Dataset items
** START **
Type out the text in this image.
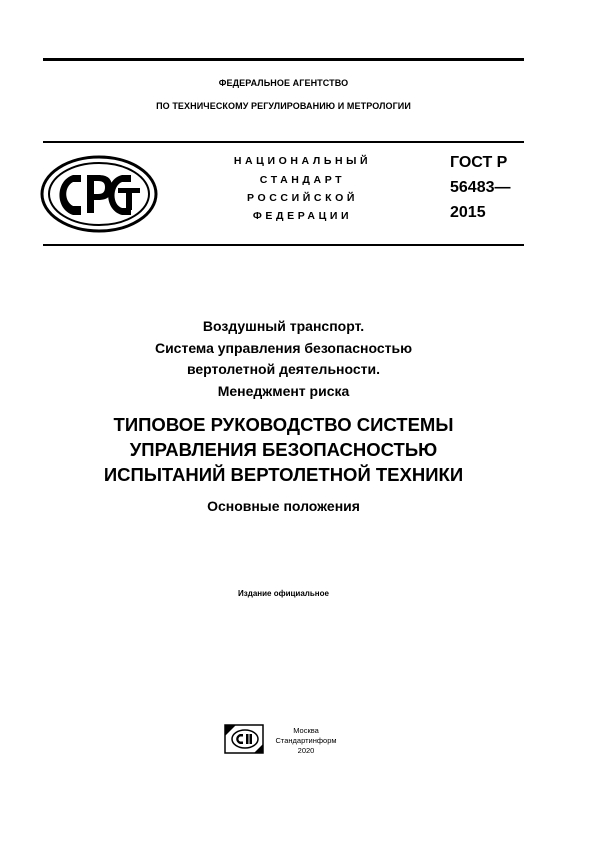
ФЕДЕРАЛЬНОЕ АГЕНТСТВО
ПО ТЕХНИЧЕСКОМУ РЕГУЛИРОВАНИЮ И МЕТРОЛОГИИ
НАЦИОНАЛЬНЫЙ
СТАНДАРТ
РОССИЙСКОЙ
ФЕДЕРАЦИИ
ГОСТ Р
56483—
2015
Воздушный транспорт.
Система управления безопасностью
вертолетной деятельности.
Менеджмент риска
ТИПОВОЕ РУКОВОДСТВО СИСТЕМЫ
УПРАВЛЕНИЯ БЕЗОПАСНОСТЬЮ
ИСПЫТАНИЙ ВЕРТОЛЕТНОЙ ТЕХНИКИ
Основные положения
Издание официальное
Москва
Стандартинформ
2020
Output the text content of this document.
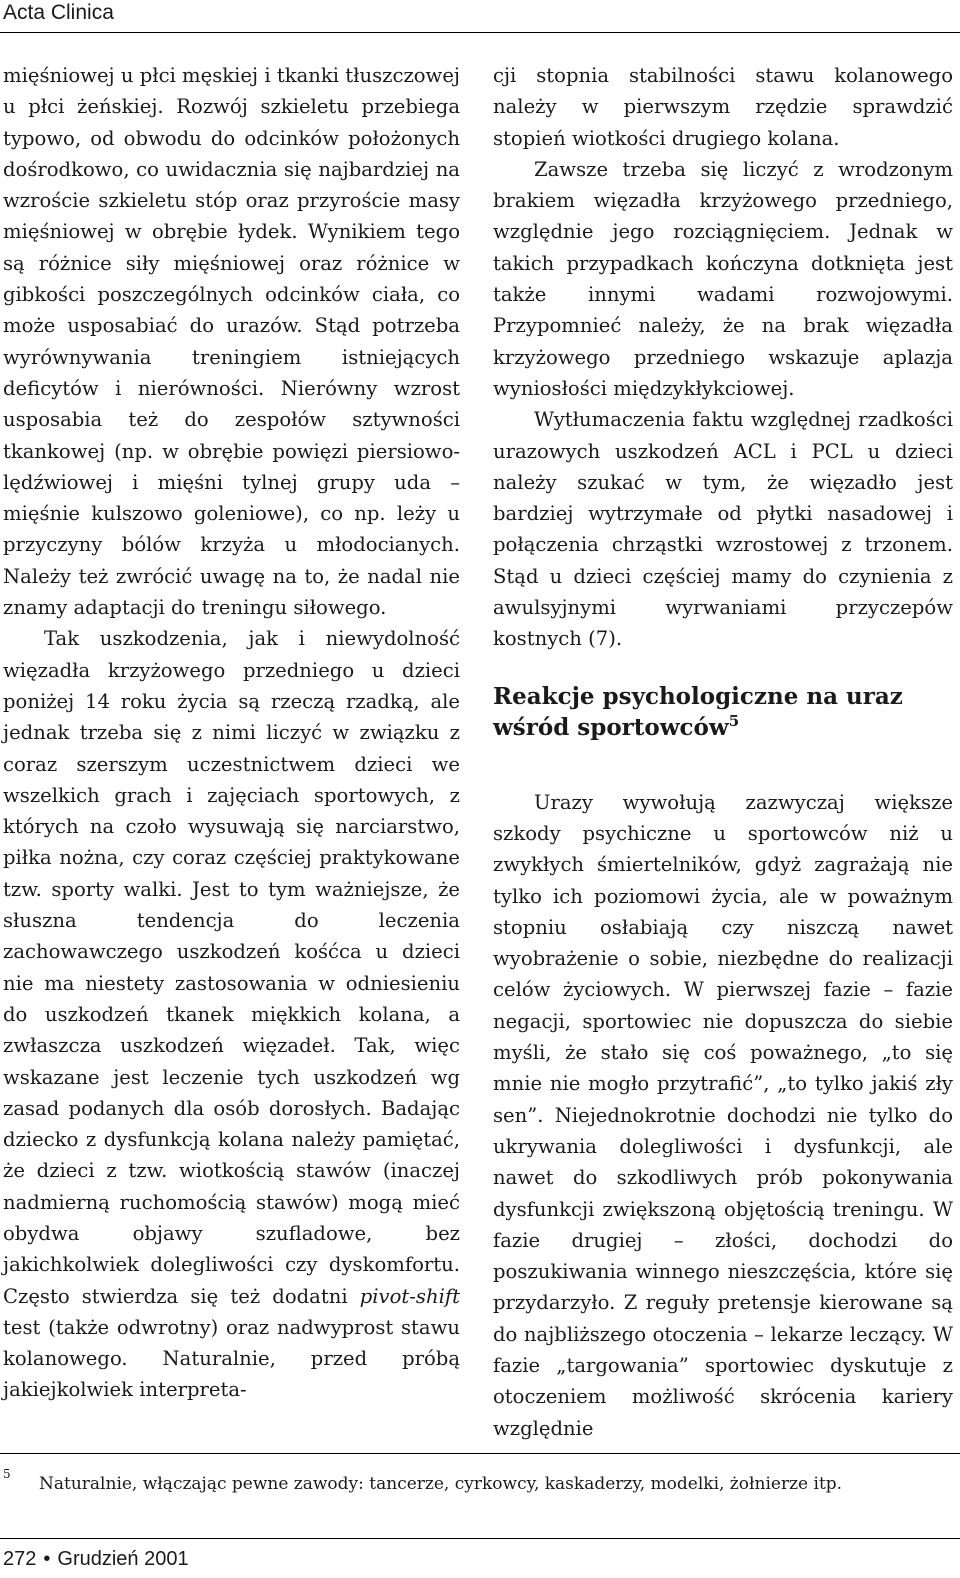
Acta Clinica

mięśniowej u płci męskiej i tkanki tłuszczowej u płci żeńskiej. Rozwój szkieletu przebiega typowo, od obwodu do odcinków położonych dośrodkowo, co uwidacznia się najbardziej na wzroście szkieletu stóp oraz przyroście masy mięśniowej w obrębie łydek. Wynikiem tego są różnice siły mięśniowej oraz różnice w gibkości poszczególnych odcinków ciała, co może usposabiać do urazów. Stąd potrzeba wyrównywania treningiem istniejących deficytów i nierówności. Nierówny wzrost usposabia też do zespołów sztywności tkankowej (np. w obrębie powięzi piersiowo-lędźwiowej i mięśni tylnej grupy uda – mięśnie kulszowo goleniowe), co np. leży u przyczyny bólów krzyża u młodocianych. Należy też zwrócić uwagę na to, że nadal nie znamy adaptacji do treningu siłowego.

Tak uszkodzenia, jak i niewydolność więzadła krzyżowego przedniego u dzieci poniżej 14 roku życia są rzeczą rzadką, ale jednak trzeba się z nimi liczyć w związku z coraz szerszym uczestnictwem dzieci we wszelkich grach i zajęciach sportowych, z których na czoło wysuwają się narciarstwo, piłka nożna, czy coraz częściej praktykowane tzw. sporty walki. Jest to tym ważniejsze, że słuszna tendencja do leczenia zachowawczego uszkodzeń kośćca u dzieci nie ma niestety zastosowania w odniesieniu do uszkodzeń tkanek miękkich kolana, a zwłaszcza uszkodzeń więzadeł. Tak, więc wskazane jest leczenie tych uszkodzeń wg zasad podanych dla osób dorosłych. Badając dziecko z dysfunkcją kolana należy pamiętać, że dzieci z tzw. wiotkością stawów (inaczej nadmierną ruchomością stawów) mogą mieć obydwa objawy szufladowe, bez jakichkolwiek dolegliwości czy dyskomfortu. Często stwierdza się też dodatni pivot-shift test (także odwrotny) oraz nadwyprost stawu kolanowego. Naturalnie, przed próbą jakiejkolwiek interpreta-

cji stopnia stabilności stawu kolanowego należy w pierwszym rzędzie sprawdzić stopień wiotkości drugiego kolana.

Zawsze trzeba się liczyć z wrodzonym brakiem więzadła krzyżowego przedniego, względnie jego rozciągnięciem. Jednak w takich przypadkach kończyna dotknięta jest także innymi wadami rozwojowymi. Przypomnieć należy, że na brak więzadła krzyżowego przedniego wskazuje aplazja wyniosłości międzykłykciowej.

Wytłumaczenia faktu względnej rzadkości urazowych uszkodzeń ACL i PCL u dzieci należy szukać w tym, że więzadło jest bardziej wytrzymałe od płytki nasadowej i połączenia chrząstki wzrostowej z trzonem. Stąd u dzieci częściej mamy do czynienia z awulsyjnymi wyrwaniami przyczepów kostnych (7).

Reakcje psychologiczne na uraz
wśród sportowców$^5$

Urazy wywołują zazwyczaj większe szkody psychiczne u sportowców niż u zwykłych śmiertelników, gdyż zagrażają nie tylko ich poziomowi życia, ale w poważnym stopniu osłabiają czy niszczą nawet wyobrażenie o sobie, niezbędne do realizacji celów życiowych. W pierwszej fazie – fazie negacji, sportowiec nie dopuszcza do siebie myśli, że stało się coś poważnego, „to się mnie nie mogło przytrafić”, „to tylko jakiś zły sen”. Niejednokrotnie dochodzi nie tylko do ukrywania dolegliwości i dysfunkcji, ale nawet do szkodliwych prób pokonywania dysfunkcji zwiększoną objętością treningu. W fazie drugiej – złości, dochodzi do poszukiwania winnego nieszczęścia, które się przydarzyło. Z reguły pretensje kierowane są do najbliższego otoczenia – lekarze leczący. W fazie „targowania” sportowiec dyskutuje z otoczeniem możliwość skrócenia kariery względnie

5 Naturalnie, włączając pewne zawody: tancerze, cyrkowcy, kaskaderzy, modelki, żołnierze itp.
272 • Grudzień 2001
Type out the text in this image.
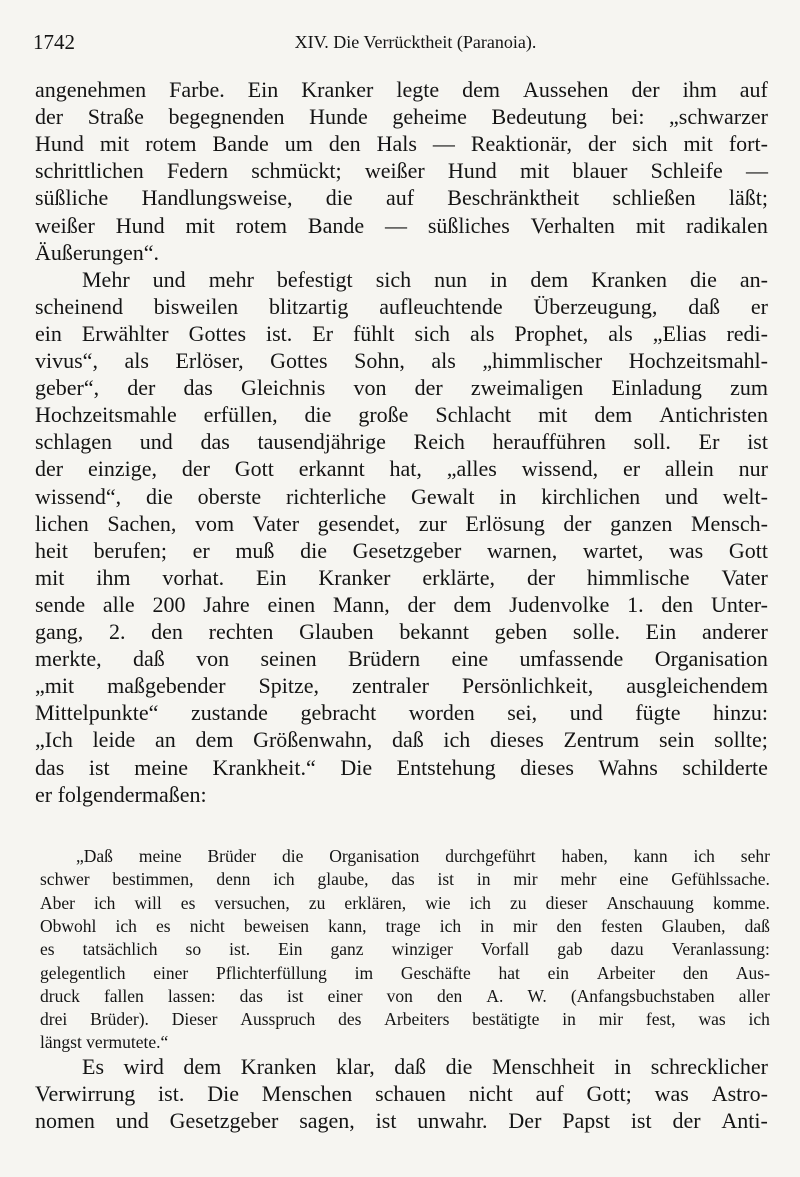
1742	XIV. Die Verrücktheit (Paranoia).
angenehmen Farbe. Ein Kranker legte dem Aussehen der ihm auf
der Straße begegnenden Hunde geheime Bedeutung bei: „schwarzer
Hund mit rotem Bande um den Hals — Reaktionär, der sich mit fort-
schrittlichen Federn schmückt; weißer Hund mit blauer Schleife —
süßliche Handlungsweise, die auf Beschränktheit schließen läßt;
weißer Hund mit rotem Bande — süßliches Verhalten mit radikalen
Äußerungen“.
Mehr und mehr befestigt sich nun in dem Kranken die an-
scheinend bisweilen blitzartig aufleuchtende Überzeugung, daß er
ein Erwählter Gottes ist. Er fühlt sich als Prophet, als „Elias redi-
vivus“, als Erlöser, Gottes Sohn, als „himmlischer Hochzeitsmahl-
geber“, der das Gleichnis von der zweimaligen Einladung zum
Hochzeitsmahle erfüllen, die große Schlacht mit dem Antichristen
schlagen und das tausendjährige Reich heraufführen soll. Er ist
der einzige, der Gott erkannt hat, „alles wissend, er allein nur
wissend“, die oberste richterliche Gewalt in kirchlichen und welt-
lichen Sachen, vom Vater gesendet, zur Erlösung der ganzen Mensch-
heit berufen; er muß die Gesetzgeber warnen, wartet, was Gott
mit ihm vorhat. Ein Kranker erklärte, der himmlische Vater
sende alle 200 Jahre einen Mann, der dem Judenvolke 1. den Unter-
gang, 2. den rechten Glauben bekannt geben solle. Ein anderer
merkte, daß von seinen Brüdern eine umfassende Organisation
„mit maßgebender Spitze, zentraler Persönlichkeit, ausgleichendem
Mittelpunkte“ zustande gebracht worden sei, und fügte hinzu:
„Ich leide an dem Größenwahn, daß ich dieses Zentrum sein sollte;
das ist meine Krankheit.“ Die Entstehung dieses Wahns schilderte
er folgendermaßen:
Es wird dem Kranken klar, daß die Menschheit in schrecklicher
Verwirrung ist. Die Menschen schauen nicht auf Gott; was Astro-
nomen und Gesetzgeber sagen, ist unwahr. Der Papst ist der Anti-
„Daß meine Brüder die Organisation durchgeführt haben, kann ich sehr
schwer bestimmen, denn ich glaube, das ist in mir mehr eine Gefühlssache.
Aber ich will es versuchen, zu erklären, wie ich zu dieser Anschauung komme.
Obwohl ich es nicht beweisen kann, trage ich in mir den festen Glauben, daß
es tatsächlich so ist. Ein ganz winziger Vorfall gab dazu Veranlassung:
gelegentlich einer Pflichterfüllung im Geschäfte hat ein Arbeiter den Aus-
druck fallen lassen: das ist einer von den A. W. (Anfangsbuchstaben aller
drei Brüder). Dieser Ausspruch des Arbeiters bestätigte in mir fest, was ich
längst vermutete.“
** END **
WHAT THE EXERCISE ASKS
Reproduce the entries above without change, omitting all pictures.

EXERCISE ANSWER
Type out the text in this image.
ФЕДЕРАЛЬНОЕ АГЕНТСТВО
ПО ТЕХНИЧЕСКОМУ РЕГУЛИРОВАНИЮ И МЕТРОЛОГИИ
НАЦИОНАЛЬНЫЙ
СТАНДАРТ
РОССИЙСКОЙ
ФЕДЕРАЦИИ
ГОСТ Р
56483—
2015
Воздушный транспорт.
Система управления безопасностью
вертолетной деятельности.
Менеджмент риска
ТИПОВОЕ РУКОВОДСТВО СИСТЕМЫ
УПРАВЛЕНИЯ БЕЗОПАСНОСТЬЮ
ИСПЫТАНИЙ ВЕРТОЛЕТНОЙ ТЕХНИКИ
Основные положения
Издание официальное
Москва
Стандартинформ
2020
Output the text content of this document.
Acta Clinica

mięśniowej u płci męskiej i tkanki tłuszczowej u płci żeńskiej. Rozwój szkieletu przebiega typowo, od obwodu do odcinków położonych dośrodkowo, co uwidacznia się najbardziej na wzroście szkieletu stóp oraz przyroście masy mięśniowej w obrębie łydek. Wynikiem tego są różnice siły mięśniowej oraz różnice w gibkości poszczególnych odcinków ciała, co może usposabiać do urazów. Stąd potrzeba wyrównywania treningiem istniejących deficytów i nierówności. Nierówny wzrost usposabia też do zespołów sztywności tkankowej (np. w obrębie powięzi piersiowo-lędźwiowej i mięśni tylnej grupy uda – mięśnie kulszowo goleniowe), co np. leży u przyczyny bólów krzyża u młodocianych. Należy też zwrócić uwagę na to, że nadal nie znamy adaptacji do treningu siłowego.

Tak uszkodzenia, jak i niewydolność więzadła krzyżowego przedniego u dzieci poniżej 14 roku życia są rzeczą rzadką, ale jednak trzeba się z nimi liczyć w związku z coraz szerszym uczestnictwem dzieci we wszelkich grach i zajęciach sportowych, z których na czoło wysuwają się narciarstwo, piłka nożna, czy coraz częściej praktykowane tzw. sporty walki. Jest to tym ważniejsze, że słuszna tendencja do leczenia zachowawczego uszkodzeń kośćca u dzieci nie ma niestety zastosowania w odniesieniu do uszkodzeń tkanek miękkich kolana, a zwłaszcza uszkodzeń więzadeł. Tak, więc wskazane jest leczenie tych uszkodzeń wg zasad podanych dla osób dorosłych. Badając dziecko z dysfunkcją kolana należy pamiętać, że dzieci z tzw. wiotkością stawów (inaczej nadmierną ruchomością stawów) mogą mieć obydwa objawy szufladowe, bez jakichkolwiek dolegliwości czy dyskomfortu. Często stwierdza się też dodatni pivot-shift test (także odwrotny) oraz nadwyprost stawu kolanowego. Naturalnie, przed próbą jakiejkolwiek interpreta-

cji stopnia stabilności stawu kolanowego należy w pierwszym rzędzie sprawdzić stopień wiotkości drugiego kolana.

Zawsze trzeba się liczyć z wrodzonym brakiem więzadła krzyżowego przedniego, względnie jego rozciągnięciem. Jednak w takich przypadkach kończyna dotknięta jest także innymi wadami rozwojowymi. Przypomnieć należy, że na brak więzadła krzyżowego przedniego wskazuje aplazja wyniosłości międzykłykciowej.

Wytłumaczenia faktu względnej rzadkości urazowych uszkodzeń ACL i PCL u dzieci należy szukać w tym, że więzadło jest bardziej wytrzymałe od płytki nasadowej i połączenia chrząstki wzrostowej z trzonem. Stąd u dzieci częściej mamy do czynienia z awulsyjnymi wyrwaniami przyczepów kostnych (7).

Reakcje psychologiczne na uraz
wśród sportowców$^5$

Urazy wywołują zazwyczaj większe szkody psychiczne u sportowców niż u zwykłych śmiertelników, gdyż zagrażają nie tylko ich poziomowi życia, ale w poważnym stopniu osłabiają czy niszczą nawet wyobrażenie o sobie, niezbędne do realizacji celów życiowych. W pierwszej fazie – fazie negacji, sportowiec nie dopuszcza do siebie myśli, że stało się coś poważnego, „to się mnie nie mogło przytrafić”, „to tylko jakiś zły sen”. Niejednokrotnie dochodzi nie tylko do ukrywania dolegliwości i dysfunkcji, ale nawet do szkodliwych prób pokonywania dysfunkcji zwiększoną objętością treningu. W fazie drugiej – złości, dochodzi do poszukiwania winnego nieszczęścia, które się przydarzyło. Z reguły pretensje kierowane są do najbliższego otoczenia – lekarze leczący. W fazie „targowania” sportowiec dyskutuje z otoczeniem możliwość skrócenia kariery względnie

5 Naturalnie, włączając pewne zawody: tancerze, cyrkowcy, kaskaderzy, modelki, żołnierze itp.
272 • Grudzień 2001
Type out the text in this image.
1742	XIV. Die Verrücktheit (Paranoia).
angenehmen Farbe. Ein Kranker legte dem Aussehen der ihm auf
der Straße begegnenden Hunde geheime Bedeutung bei: „schwarzer
Hund mit rotem Bande um den Hals — Reaktionär, der sich mit fort-
schrittlichen Federn schmückt; weißer Hund mit blauer Schleife —
süßliche Handlungsweise, die auf Beschränktheit schließen läßt;
weißer Hund mit rotem Bande — süßliches Verhalten mit radikalen
Äußerungen“.
Mehr und mehr befestigt sich nun in dem Kranken die an-
scheinend bisweilen blitzartig aufleuchtende Überzeugung, daß er
ein Erwählter Gottes ist. Er fühlt sich als Prophet, als „Elias redi-
vivus“, als Erlöser, Gottes Sohn, als „himmlischer Hochzeitsmahl-
geber“, der das Gleichnis von der zweimaligen Einladung zum
Hochzeitsmahle erfüllen, die große Schlacht mit dem Antichristen
schlagen und das tausendjährige Reich heraufführen soll. Er ist
der einzige, der Gott erkannt hat, „alles wissend, er allein nur
wissend“, die oberste richterliche Gewalt in kirchlichen und welt-
lichen Sachen, vom Vater gesendet, zur Erlösung der ganzen Mensch-
heit berufen; er muß die Gesetzgeber warnen, wartet, was Gott
mit ihm vorhat. Ein Kranker erklärte, der himmlische Vater
sende alle 200 Jahre einen Mann, der dem Judenvolke 1. den Unter-
gang, 2. den rechten Glauben bekannt geben solle. Ein anderer
merkte, daß von seinen Brüdern eine umfassende Organisation
„mit maßgebender Spitze, zentraler Persönlichkeit, ausgleichendem
Mittelpunkte“ zustande gebracht worden sei, und fügte hinzu:
„Ich leide an dem Größenwahn, daß ich dieses Zentrum sein sollte;
das ist meine Krankheit.“ Die Entstehung dieses Wahns schilderte
er folgendermaßen:
Es wird dem Kranken klar, daß die Menschheit in schrecklicher
Verwirrung ist. Die Menschen schauen nicht auf Gott; was Astro-
nomen und Gesetzgeber sagen, ist unwahr. Der Papst ist der Anti-
„Daß meine Brüder die Organisation durchgeführt haben, kann ich sehr
schwer bestimmen, denn ich glaube, das ist in mir mehr eine Gefühlssache.
Aber ich will es versuchen, zu erklären, wie ich zu dieser Anschauung komme.
Obwohl ich es nicht beweisen kann, trage ich in mir den festen Glauben, daß
es tatsächlich so ist. Ein ganz winziger Vorfall gab dazu Veranlassung:
gelegentlich einer Pflichterfüllung im Geschäfte hat ein Arbeiter den Aus-
druck fallen lassen: das ist einer von den A. W. (Anfangsbuchstaben aller
drei Brüder). Dieser Ausspruch des Arbeiters bestätigte in mir fest, was ich
längst vermutete.“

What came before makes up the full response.